## Items
[start]

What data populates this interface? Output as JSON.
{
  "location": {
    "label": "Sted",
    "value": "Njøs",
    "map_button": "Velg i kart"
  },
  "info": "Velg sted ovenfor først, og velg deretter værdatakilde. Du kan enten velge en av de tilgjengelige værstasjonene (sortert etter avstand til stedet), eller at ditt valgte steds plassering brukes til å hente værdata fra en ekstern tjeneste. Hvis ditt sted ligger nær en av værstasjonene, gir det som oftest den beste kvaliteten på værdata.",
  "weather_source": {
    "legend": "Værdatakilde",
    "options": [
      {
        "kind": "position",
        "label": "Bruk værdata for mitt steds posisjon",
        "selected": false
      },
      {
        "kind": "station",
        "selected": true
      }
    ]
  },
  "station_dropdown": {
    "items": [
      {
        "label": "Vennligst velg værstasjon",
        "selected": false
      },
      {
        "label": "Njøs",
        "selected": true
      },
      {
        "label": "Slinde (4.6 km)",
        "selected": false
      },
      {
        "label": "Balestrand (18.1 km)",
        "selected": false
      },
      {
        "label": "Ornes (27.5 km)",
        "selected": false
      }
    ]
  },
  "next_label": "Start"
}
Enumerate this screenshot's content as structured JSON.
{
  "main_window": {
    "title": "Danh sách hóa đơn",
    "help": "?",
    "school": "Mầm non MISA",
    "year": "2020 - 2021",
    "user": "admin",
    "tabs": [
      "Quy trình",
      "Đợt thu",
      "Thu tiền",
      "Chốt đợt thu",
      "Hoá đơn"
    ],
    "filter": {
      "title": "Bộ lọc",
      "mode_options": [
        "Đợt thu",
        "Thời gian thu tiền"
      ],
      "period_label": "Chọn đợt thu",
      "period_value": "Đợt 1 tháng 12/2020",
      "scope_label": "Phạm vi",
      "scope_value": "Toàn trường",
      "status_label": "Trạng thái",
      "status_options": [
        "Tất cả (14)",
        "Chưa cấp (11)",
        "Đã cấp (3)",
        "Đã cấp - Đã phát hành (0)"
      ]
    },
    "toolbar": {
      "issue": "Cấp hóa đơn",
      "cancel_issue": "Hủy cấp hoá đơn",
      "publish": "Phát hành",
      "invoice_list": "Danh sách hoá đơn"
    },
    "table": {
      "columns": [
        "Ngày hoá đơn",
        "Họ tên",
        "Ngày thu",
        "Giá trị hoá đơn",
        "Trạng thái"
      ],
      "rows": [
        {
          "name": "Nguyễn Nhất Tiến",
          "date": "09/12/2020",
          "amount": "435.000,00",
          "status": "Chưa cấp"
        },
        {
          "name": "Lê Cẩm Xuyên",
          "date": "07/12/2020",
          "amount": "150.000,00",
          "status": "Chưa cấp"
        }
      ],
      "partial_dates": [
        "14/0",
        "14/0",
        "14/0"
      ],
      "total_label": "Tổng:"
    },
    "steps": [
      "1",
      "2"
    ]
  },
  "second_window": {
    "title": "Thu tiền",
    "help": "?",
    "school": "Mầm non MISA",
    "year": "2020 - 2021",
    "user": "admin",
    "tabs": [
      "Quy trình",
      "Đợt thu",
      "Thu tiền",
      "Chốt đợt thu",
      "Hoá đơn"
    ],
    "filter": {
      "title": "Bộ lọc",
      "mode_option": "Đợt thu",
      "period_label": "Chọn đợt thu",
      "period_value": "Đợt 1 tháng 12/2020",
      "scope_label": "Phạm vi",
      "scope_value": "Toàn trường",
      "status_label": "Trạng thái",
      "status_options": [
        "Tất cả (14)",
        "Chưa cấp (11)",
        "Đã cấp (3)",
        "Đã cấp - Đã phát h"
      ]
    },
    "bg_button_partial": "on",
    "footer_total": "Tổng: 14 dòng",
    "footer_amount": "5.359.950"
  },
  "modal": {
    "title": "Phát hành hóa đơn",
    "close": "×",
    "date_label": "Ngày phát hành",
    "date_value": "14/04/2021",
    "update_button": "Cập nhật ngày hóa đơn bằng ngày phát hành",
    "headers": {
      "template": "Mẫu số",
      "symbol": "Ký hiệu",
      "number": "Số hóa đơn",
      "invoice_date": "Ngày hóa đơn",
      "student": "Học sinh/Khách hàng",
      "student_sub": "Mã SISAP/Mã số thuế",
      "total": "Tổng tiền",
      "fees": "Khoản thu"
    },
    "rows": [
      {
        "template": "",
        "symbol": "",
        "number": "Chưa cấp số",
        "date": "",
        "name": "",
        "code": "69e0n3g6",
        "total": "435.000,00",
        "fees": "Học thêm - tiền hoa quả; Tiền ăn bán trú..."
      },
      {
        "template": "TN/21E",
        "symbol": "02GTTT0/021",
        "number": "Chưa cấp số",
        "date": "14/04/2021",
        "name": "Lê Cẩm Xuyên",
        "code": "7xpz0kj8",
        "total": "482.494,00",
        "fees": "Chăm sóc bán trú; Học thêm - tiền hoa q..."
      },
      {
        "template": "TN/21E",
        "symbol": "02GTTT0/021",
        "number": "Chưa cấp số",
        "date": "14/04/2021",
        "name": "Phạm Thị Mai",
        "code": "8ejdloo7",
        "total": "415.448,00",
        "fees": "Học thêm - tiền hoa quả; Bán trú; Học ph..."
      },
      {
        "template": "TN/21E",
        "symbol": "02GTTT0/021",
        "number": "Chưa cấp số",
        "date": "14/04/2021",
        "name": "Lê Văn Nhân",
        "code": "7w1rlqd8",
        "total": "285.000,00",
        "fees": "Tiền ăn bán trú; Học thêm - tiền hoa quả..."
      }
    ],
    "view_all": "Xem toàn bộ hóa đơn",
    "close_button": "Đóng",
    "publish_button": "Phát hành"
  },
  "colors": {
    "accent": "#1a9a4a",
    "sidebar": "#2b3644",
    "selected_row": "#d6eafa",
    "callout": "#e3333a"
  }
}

[end]

## The problem
Show all lines in the entries above where the string "JSON" appears.

## Solved problem
What data populates this interface? Output as JSON.
Enumerate this screenshot's content as structured JSON.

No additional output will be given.